## start Dataset records
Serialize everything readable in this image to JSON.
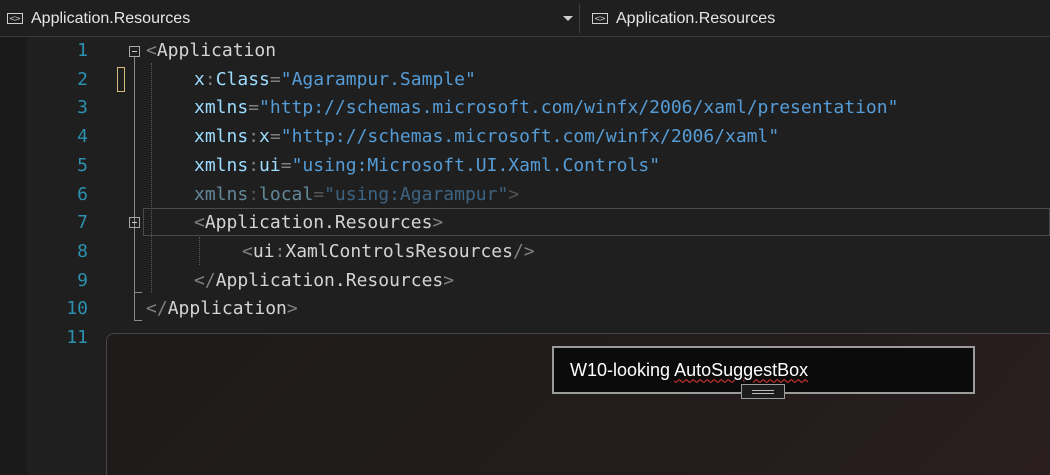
{
  "navbar": {
    "left_dropdown": "Application.Resources",
    "right_dropdown": "Application.Resources"
  },
  "line_numbers": [
    "1",
    "2",
    "3",
    "4",
    "5",
    "6",
    "7",
    "8",
    "9",
    "10",
    "11"
  ],
  "code": {
    "l1": {
      "open": "<",
      "tag": "Application"
    },
    "l2": {
      "attr": "x",
      "colon": ":",
      "attr2": "Class",
      "eq": "=",
      "q1": "\"",
      "val": "Agarampur.Sample",
      "q2": "\""
    },
    "l3": {
      "attr": "xmlns",
      "eq": "=",
      "q1": "\"",
      "val": "http://schemas.microsoft.com/winfx/2006/xaml/presentation",
      "q2": "\""
    },
    "l4": {
      "attr": "xmlns",
      "colon": ":",
      "attr2": "x",
      "eq": "=",
      "q1": "\"",
      "val": "http://schemas.microsoft.com/winfx/2006/xaml",
      "q2": "\""
    },
    "l5": {
      "attr": "xmlns",
      "colon": ":",
      "attr2": "ui",
      "eq": "=",
      "q1": "\"",
      "val": "using:Microsoft.UI.Xaml.Controls",
      "q2": "\""
    },
    "l6": {
      "attr": "xmlns",
      "colon": ":",
      "attr2": "local",
      "eq": "=",
      "q1": "\"",
      "val": "using:Agarampur",
      "q2": "\"",
      "close": ">"
    },
    "l7": {
      "open": "<",
      "tag": "Application.Resources",
      "close": ">"
    },
    "l8": {
      "open": "<",
      "prefix": "ui",
      "colon": ":",
      "tag": "XamlControlsResources",
      "close": "/>"
    },
    "l9": {
      "open": "</",
      "tag": "Application.Resources",
      "close": ">"
    },
    "l10": {
      "open": "</",
      "tag": "Application",
      "close": ">"
    }
  },
  "preview": {
    "suggest_text_plain": "W10-looking ",
    "suggest_text_underlined": "AutoSuggestBox"
  },
  "colors": {
    "line_number": "#2b91af",
    "attribute": "#9cdcfe",
    "string": "#569cd6",
    "punctuation": "#808080",
    "spell_error": "#e53935"
  }
}
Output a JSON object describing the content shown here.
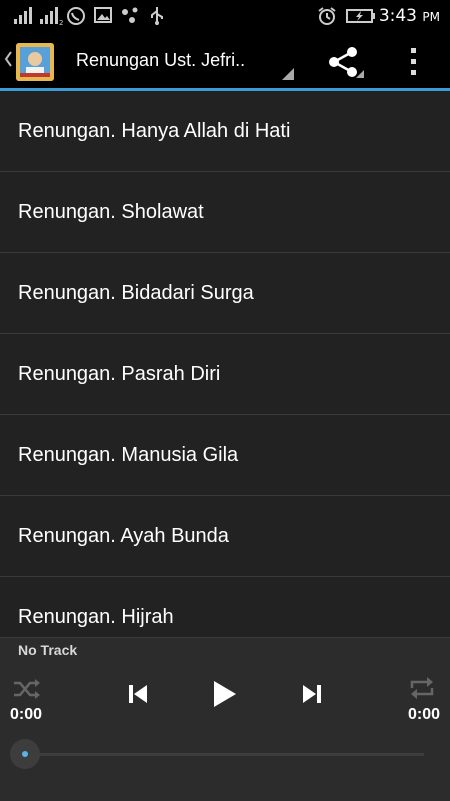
## end Dataset records
Go through the entries above and output them exactly, without pictures.

Serialize everything readable in this image to JSON.
{
  "navbar": {
    "left_dropdown": "Application.Resources",
    "right_dropdown": "Application.Resources"
  },
  "line_numbers": [
    "1",
    "2",
    "3",
    "4",
    "5",
    "6",
    "7",
    "8",
    "9",
    "10",
    "11"
  ],
  "code": {
    "l1": {
      "open": "<",
      "tag": "Application"
    },
    "l2": {
      "attr": "x",
      "colon": ":",
      "attr2": "Class",
      "eq": "=",
      "q1": "\"",
      "val": "Agarampur.Sample",
      "q2": "\""
    },
    "l3": {
      "attr": "xmlns",
      "eq": "=",
      "q1": "\"",
      "val": "http://schemas.microsoft.com/winfx/2006/xaml/presentation",
      "q2": "\""
    },
    "l4": {
      "attr": "xmlns",
      "colon": ":",
      "attr2": "x",
      "eq": "=",
      "q1": "\"",
      "val": "http://schemas.microsoft.com/winfx/2006/xaml",
      "q2": "\""
    },
    "l5": {
      "attr": "xmlns",
      "colon": ":",
      "attr2": "ui",
      "eq": "=",
      "q1": "\"",
      "val": "using:Microsoft.UI.Xaml.Controls",
      "q2": "\""
    },
    "l6": {
      "attr": "xmlns",
      "colon": ":",
      "attr2": "local",
      "eq": "=",
      "q1": "\"",
      "val": "using:Agarampur",
      "q2": "\"",
      "close": ">"
    },
    "l7": {
      "open": "<",
      "tag": "Application.Resources",
      "close": ">"
    },
    "l8": {
      "open": "<",
      "prefix": "ui",
      "colon": ":",
      "tag": "XamlControlsResources",
      "close": "/>"
    },
    "l9": {
      "open": "</",
      "tag": "Application.Resources",
      "close": ">"
    },
    "l10": {
      "open": "</",
      "tag": "Application",
      "close": ">"
    }
  },
  "preview": {
    "suggest_text_plain": "W10-looking ",
    "suggest_text_underlined": "AutoSuggestBox"
  },
  "colors": {
    "line_number": "#2b91af",
    "attribute": "#9cdcfe",
    "string": "#569cd6",
    "punctuation": "#808080",
    "spell_error": "#e53935"
  }
}
Output a JSON object describing the content shown here.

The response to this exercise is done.